**REQUIREMENTS**
Extract all lines from the data beneath that include the word "的解析式为".

**ENTRIES**
[BEGIN]

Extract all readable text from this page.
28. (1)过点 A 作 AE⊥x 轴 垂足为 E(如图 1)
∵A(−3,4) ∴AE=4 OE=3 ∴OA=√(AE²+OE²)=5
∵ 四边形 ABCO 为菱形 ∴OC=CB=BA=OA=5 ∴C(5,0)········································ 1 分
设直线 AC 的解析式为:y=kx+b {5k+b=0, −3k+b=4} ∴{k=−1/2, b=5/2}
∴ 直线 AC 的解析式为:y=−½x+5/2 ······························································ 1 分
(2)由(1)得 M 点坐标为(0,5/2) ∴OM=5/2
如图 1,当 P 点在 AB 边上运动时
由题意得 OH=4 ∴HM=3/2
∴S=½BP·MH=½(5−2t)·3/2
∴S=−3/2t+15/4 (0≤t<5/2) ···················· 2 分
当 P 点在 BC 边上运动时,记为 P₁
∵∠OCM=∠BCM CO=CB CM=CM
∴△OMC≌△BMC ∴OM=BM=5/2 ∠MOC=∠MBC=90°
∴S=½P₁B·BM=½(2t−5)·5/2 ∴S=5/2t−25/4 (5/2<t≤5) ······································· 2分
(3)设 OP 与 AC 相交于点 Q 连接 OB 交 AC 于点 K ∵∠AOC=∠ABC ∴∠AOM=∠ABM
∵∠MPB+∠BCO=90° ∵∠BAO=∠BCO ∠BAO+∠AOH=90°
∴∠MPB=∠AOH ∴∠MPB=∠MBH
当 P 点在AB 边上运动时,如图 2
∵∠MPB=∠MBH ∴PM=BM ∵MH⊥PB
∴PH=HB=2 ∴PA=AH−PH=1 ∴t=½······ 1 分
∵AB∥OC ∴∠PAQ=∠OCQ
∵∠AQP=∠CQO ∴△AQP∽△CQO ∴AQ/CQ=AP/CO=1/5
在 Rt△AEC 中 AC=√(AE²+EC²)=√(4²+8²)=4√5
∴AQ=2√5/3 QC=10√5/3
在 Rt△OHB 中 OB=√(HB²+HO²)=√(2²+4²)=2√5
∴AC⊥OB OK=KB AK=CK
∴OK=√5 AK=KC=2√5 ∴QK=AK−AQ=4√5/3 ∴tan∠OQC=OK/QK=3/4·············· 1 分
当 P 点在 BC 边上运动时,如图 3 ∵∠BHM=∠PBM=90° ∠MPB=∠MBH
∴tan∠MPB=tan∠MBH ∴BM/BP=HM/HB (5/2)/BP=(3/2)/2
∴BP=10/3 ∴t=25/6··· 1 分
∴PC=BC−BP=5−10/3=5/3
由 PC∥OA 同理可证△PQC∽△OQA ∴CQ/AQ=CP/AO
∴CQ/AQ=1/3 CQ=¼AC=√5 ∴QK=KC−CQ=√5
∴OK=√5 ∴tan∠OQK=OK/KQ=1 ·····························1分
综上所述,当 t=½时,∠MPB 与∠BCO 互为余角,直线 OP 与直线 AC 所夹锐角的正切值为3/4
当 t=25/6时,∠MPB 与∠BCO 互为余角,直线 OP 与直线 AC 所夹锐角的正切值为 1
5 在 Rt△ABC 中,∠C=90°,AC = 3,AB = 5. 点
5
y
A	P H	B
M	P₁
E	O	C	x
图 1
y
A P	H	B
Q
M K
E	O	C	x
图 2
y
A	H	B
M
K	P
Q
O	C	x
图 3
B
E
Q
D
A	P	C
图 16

[END]

**ANSWER BELOW**
设直线 AC 的解析式为:y=kx+b {5k+b=0, −3k+b=4} ∴{k=−1/2, b=5/2}
∴ 直线 AC 的解析式为:y=−½x+5/2 ······························································ 1 分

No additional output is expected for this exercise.